* **ENTRIES SUPPLIED**:
## START

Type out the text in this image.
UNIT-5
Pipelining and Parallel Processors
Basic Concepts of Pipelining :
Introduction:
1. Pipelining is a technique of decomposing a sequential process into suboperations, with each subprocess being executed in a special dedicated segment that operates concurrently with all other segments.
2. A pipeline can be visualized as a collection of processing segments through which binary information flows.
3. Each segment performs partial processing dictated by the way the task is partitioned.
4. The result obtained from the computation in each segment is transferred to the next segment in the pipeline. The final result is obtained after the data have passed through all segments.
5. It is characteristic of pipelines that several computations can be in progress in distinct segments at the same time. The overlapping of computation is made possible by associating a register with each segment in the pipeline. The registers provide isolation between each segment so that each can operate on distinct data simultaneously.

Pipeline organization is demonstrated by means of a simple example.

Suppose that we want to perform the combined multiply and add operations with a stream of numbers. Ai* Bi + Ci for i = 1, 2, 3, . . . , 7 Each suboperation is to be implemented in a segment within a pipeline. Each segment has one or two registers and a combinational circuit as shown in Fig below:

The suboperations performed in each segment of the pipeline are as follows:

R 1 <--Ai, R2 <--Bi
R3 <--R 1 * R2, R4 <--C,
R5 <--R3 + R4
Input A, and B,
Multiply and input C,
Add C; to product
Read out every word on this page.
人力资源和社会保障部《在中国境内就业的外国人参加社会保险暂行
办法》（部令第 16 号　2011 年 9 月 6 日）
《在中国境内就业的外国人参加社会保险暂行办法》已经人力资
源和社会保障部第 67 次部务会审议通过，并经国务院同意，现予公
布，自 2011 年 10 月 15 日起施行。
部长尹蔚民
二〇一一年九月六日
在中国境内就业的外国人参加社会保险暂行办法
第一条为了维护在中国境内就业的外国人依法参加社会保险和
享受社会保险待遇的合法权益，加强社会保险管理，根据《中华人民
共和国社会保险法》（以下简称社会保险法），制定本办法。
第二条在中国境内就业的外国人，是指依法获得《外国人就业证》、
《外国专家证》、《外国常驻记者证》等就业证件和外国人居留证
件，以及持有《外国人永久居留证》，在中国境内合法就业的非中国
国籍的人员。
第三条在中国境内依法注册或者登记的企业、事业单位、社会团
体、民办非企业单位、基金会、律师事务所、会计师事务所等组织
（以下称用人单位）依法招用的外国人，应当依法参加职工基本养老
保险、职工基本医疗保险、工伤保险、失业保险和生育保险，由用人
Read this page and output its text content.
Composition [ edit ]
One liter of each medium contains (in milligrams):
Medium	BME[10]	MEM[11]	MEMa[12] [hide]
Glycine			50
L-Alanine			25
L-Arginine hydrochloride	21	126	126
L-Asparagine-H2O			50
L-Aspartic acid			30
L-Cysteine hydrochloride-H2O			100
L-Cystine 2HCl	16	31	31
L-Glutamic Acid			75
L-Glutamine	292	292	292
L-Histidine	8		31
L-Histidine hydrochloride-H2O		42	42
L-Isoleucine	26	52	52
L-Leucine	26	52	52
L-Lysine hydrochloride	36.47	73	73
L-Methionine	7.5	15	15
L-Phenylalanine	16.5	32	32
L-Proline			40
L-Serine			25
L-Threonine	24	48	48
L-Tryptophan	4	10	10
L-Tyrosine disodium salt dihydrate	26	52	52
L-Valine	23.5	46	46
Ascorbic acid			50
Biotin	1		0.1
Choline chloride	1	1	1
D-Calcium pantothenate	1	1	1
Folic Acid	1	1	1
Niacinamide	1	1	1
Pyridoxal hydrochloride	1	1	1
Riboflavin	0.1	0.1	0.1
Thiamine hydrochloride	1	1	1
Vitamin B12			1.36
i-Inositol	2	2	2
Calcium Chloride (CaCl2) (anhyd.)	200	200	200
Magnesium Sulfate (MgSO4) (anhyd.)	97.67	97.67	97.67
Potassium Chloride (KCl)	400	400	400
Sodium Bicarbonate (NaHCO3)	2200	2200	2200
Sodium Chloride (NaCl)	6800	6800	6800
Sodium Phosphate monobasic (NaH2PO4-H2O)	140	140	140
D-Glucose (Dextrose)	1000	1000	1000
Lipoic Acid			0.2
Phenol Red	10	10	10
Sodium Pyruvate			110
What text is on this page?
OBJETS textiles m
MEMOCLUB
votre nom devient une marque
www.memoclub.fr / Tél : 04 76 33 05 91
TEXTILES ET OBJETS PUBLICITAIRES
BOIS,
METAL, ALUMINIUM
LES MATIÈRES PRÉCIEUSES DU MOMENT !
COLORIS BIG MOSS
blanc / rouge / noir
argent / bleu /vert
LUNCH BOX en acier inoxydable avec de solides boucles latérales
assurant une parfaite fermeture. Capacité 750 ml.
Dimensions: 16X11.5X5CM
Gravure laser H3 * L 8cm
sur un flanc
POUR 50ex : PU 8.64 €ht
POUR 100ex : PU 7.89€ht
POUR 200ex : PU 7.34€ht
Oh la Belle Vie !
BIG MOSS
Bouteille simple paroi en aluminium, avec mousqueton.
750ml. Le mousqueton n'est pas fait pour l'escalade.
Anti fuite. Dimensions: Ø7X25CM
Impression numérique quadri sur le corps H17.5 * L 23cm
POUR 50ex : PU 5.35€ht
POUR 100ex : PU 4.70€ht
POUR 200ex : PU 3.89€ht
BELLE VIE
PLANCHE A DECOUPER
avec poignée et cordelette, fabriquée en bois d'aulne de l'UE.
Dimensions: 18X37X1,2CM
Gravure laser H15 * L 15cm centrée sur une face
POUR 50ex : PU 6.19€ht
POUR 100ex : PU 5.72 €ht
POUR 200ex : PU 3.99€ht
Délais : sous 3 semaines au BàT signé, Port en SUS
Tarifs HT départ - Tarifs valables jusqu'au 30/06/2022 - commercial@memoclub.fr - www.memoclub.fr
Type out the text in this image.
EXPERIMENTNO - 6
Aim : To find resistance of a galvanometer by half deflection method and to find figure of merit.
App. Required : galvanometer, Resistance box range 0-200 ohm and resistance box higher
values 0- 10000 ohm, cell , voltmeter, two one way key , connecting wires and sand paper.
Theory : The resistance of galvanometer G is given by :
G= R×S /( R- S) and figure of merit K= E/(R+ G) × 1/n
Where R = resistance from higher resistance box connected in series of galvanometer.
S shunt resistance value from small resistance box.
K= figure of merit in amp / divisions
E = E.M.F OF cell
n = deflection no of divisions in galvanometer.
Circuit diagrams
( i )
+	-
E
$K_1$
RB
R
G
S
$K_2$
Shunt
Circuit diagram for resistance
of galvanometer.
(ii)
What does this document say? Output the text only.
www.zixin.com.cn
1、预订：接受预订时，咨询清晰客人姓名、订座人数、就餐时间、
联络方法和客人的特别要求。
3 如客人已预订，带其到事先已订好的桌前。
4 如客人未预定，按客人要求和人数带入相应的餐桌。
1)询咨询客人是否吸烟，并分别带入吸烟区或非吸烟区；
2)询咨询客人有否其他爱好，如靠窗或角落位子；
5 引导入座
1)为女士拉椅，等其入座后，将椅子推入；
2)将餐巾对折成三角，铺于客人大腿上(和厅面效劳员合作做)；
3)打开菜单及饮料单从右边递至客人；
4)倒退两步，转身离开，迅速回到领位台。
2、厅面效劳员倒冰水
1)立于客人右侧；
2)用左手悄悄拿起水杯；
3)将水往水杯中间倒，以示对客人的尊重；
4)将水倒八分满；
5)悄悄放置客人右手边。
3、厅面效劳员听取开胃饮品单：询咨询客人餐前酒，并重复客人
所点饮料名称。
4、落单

## END

* **THE EXERCISE**: Reproduce the material in full, with no word added or dropped.

* **WRITTEN SOLUTION**:
Type out the text in this image.
UNIT-5
Pipelining and Parallel Processors
Basic Concepts of Pipelining :
Introduction:
1. Pipelining is a technique of decomposing a sequential process into suboperations, with each subprocess being executed in a special dedicated segment that operates concurrently with all other segments.
2. A pipeline can be visualized as a collection of processing segments through which binary information flows.
3. Each segment performs partial processing dictated by the way the task is partitioned.
4. The result obtained from the computation in each segment is transferred to the next segment in the pipeline. The final result is obtained after the data have passed through all segments.
5. It is characteristic of pipelines that several computations can be in progress in distinct segments at the same time. The overlapping of computation is made possible by associating a register with each segment in the pipeline. The registers provide isolation between each segment so that each can operate on distinct data simultaneously.

Pipeline organization is demonstrated by means of a simple example.

Suppose that we want to perform the combined multiply and add operations with a stream of numbers. Ai* Bi + Ci for i = 1, 2, 3, . . . , 7 Each suboperation is to be implemented in a segment within a pipeline. Each segment has one or two registers and a combinational circuit as shown in Fig below:

The suboperations performed in each segment of the pipeline are as follows:

R 1 <--Ai, R2 <--Bi
R3 <--R 1 * R2, R4 <--C,
R5 <--R3 + R4
Input A, and B,
Multiply and input C,
Add C; to product
Read out every word on this page.
人力资源和社会保障部《在中国境内就业的外国人参加社会保险暂行
办法》（部令第 16 号　2011 年 9 月 6 日）
《在中国境内就业的外国人参加社会保险暂行办法》已经人力资
源和社会保障部第 67 次部务会审议通过，并经国务院同意，现予公
布，自 2011 年 10 月 15 日起施行。
部长尹蔚民
二〇一一年九月六日
在中国境内就业的外国人参加社会保险暂行办法
第一条为了维护在中国境内就业的外国人依法参加社会保险和
享受社会保险待遇的合法权益，加强社会保险管理，根据《中华人民
共和国社会保险法》（以下简称社会保险法），制定本办法。
第二条在中国境内就业的外国人，是指依法获得《外国人就业证》、
《外国专家证》、《外国常驻记者证》等就业证件和外国人居留证
件，以及持有《外国人永久居留证》，在中国境内合法就业的非中国
国籍的人员。
第三条在中国境内依法注册或者登记的企业、事业单位、社会团
体、民办非企业单位、基金会、律师事务所、会计师事务所等组织
（以下称用人单位）依法招用的外国人，应当依法参加职工基本养老
保险、职工基本医疗保险、工伤保险、失业保险和生育保险，由用人
Read this page and output its text content.
Composition [ edit ]
One liter of each medium contains (in milligrams):
Medium	BME[10]	MEM[11]	MEMa[12] [hide]
Glycine			50
L-Alanine			25
L-Arginine hydrochloride	21	126	126
L-Asparagine-H2O			50
L-Aspartic acid			30
L-Cysteine hydrochloride-H2O			100
L-Cystine 2HCl	16	31	31
L-Glutamic Acid			75
L-Glutamine	292	292	292
L-Histidine	8		31
L-Histidine hydrochloride-H2O		42	42
L-Isoleucine	26	52	52
L-Leucine	26	52	52
L-Lysine hydrochloride	36.47	73	73
L-Methionine	7.5	15	15
L-Phenylalanine	16.5	32	32
L-Proline			40
L-Serine			25
L-Threonine	24	48	48
L-Tryptophan	4	10	10
L-Tyrosine disodium salt dihydrate	26	52	52
L-Valine	23.5	46	46
Ascorbic acid			50
Biotin	1		0.1
Choline chloride	1	1	1
D-Calcium pantothenate	1	1	1
Folic Acid	1	1	1
Niacinamide	1	1	1
Pyridoxal hydrochloride	1	1	1
Riboflavin	0.1	0.1	0.1
Thiamine hydrochloride	1	1	1
Vitamin B12			1.36
i-Inositol	2	2	2
Calcium Chloride (CaCl2) (anhyd.)	200	200	200
Magnesium Sulfate (MgSO4) (anhyd.)	97.67	97.67	97.67
Potassium Chloride (KCl)	400	400	400
Sodium Bicarbonate (NaHCO3)	2200	2200	2200
Sodium Chloride (NaCl)	6800	6800	6800
Sodium Phosphate monobasic (NaH2PO4-H2O)	140	140	140
D-Glucose (Dextrose)	1000	1000	1000
Lipoic Acid			0.2
Phenol Red	10	10	10
Sodium Pyruvate			110
What text is on this page?
OBJETS textiles m
MEMOCLUB
votre nom devient une marque
www.memoclub.fr / Tél : 04 76 33 05 91
TEXTILES ET OBJETS PUBLICITAIRES
BOIS,
METAL, ALUMINIUM
LES MATIÈRES PRÉCIEUSES DU MOMENT !
COLORIS BIG MOSS
blanc / rouge / noir
argent / bleu /vert
LUNCH BOX en acier inoxydable avec de solides boucles latérales
assurant une parfaite fermeture. Capacité 750 ml.
Dimensions: 16X11.5X5CM
Gravure laser H3 * L 8cm
sur un flanc
POUR 50ex : PU 8.64 €ht
POUR 100ex : PU 7.89€ht
POUR 200ex : PU 7.34€ht
Oh la Belle Vie !
BIG MOSS
Bouteille simple paroi en aluminium, avec mousqueton.
750ml. Le mousqueton n'est pas fait pour l'escalade.
Anti fuite. Dimensions: Ø7X25CM
Impression numérique quadri sur le corps H17.5 * L 23cm
POUR 50ex : PU 5.35€ht
POUR 100ex : PU 4.70€ht
POUR 200ex : PU 3.89€ht
BELLE VIE
PLANCHE A DECOUPER
avec poignée et cordelette, fabriquée en bois d'aulne de l'UE.
Dimensions: 18X37X1,2CM
Gravure laser H15 * L 15cm centrée sur une face
POUR 50ex : PU 6.19€ht
POUR 100ex : PU 5.72 €ht
POUR 200ex : PU 3.99€ht
Délais : sous 3 semaines au BàT signé, Port en SUS
Tarifs HT départ - Tarifs valables jusqu'au 30/06/2022 - commercial@memoclub.fr - www.memoclub.fr
Type out the text in this image.
EXPERIMENTNO - 6
Aim : To find resistance of a galvanometer by half deflection method and to find figure of merit.
App. Required : galvanometer, Resistance box range 0-200 ohm and resistance box higher
values 0- 10000 ohm, cell , voltmeter, two one way key , connecting wires and sand paper.
Theory : The resistance of galvanometer G is given by :
G= R×S /( R- S) and figure of merit K= E/(R+ G) × 1/n
Where R = resistance from higher resistance box connected in series of galvanometer.
S shunt resistance value from small resistance box.
K= figure of merit in amp / divisions
E = E.M.F OF cell
n = deflection no of divisions in galvanometer.
Circuit diagrams
( i )
+	-
E
$K_1$
RB
R
G
S
$K_2$
Shunt
Circuit diagram for resistance
of galvanometer.
(ii)
What does this document say? Output the text only.
www.zixin.com.cn
1、预订：接受预订时，咨询清晰客人姓名、订座人数、就餐时间、
联络方法和客人的特别要求。
3 如客人已预订，带其到事先已订好的桌前。
4 如客人未预定，按客人要求和人数带入相应的餐桌。
1)询咨询客人是否吸烟，并分别带入吸烟区或非吸烟区；
2)询咨询客人有否其他爱好，如靠窗或角落位子；
5 引导入座
1)为女士拉椅，等其入座后，将椅子推入；
2)将餐巾对折成三角，铺于客人大腿上(和厅面效劳员合作做)；
3)打开菜单及饮料单从右边递至客人；
4)倒退两步，转身离开，迅速回到领位台。
2、厅面效劳员倒冰水
1)立于客人右侧；
2)用左手悄悄拿起水杯；
3)将水往水杯中间倒，以示对客人的尊重；
4)将水倒八分满；
5)悄悄放置客人右手边。
3、厅面效劳员听取开胃饮品单：询咨询客人餐前酒，并重复客人
所点饮料名称。
4、落单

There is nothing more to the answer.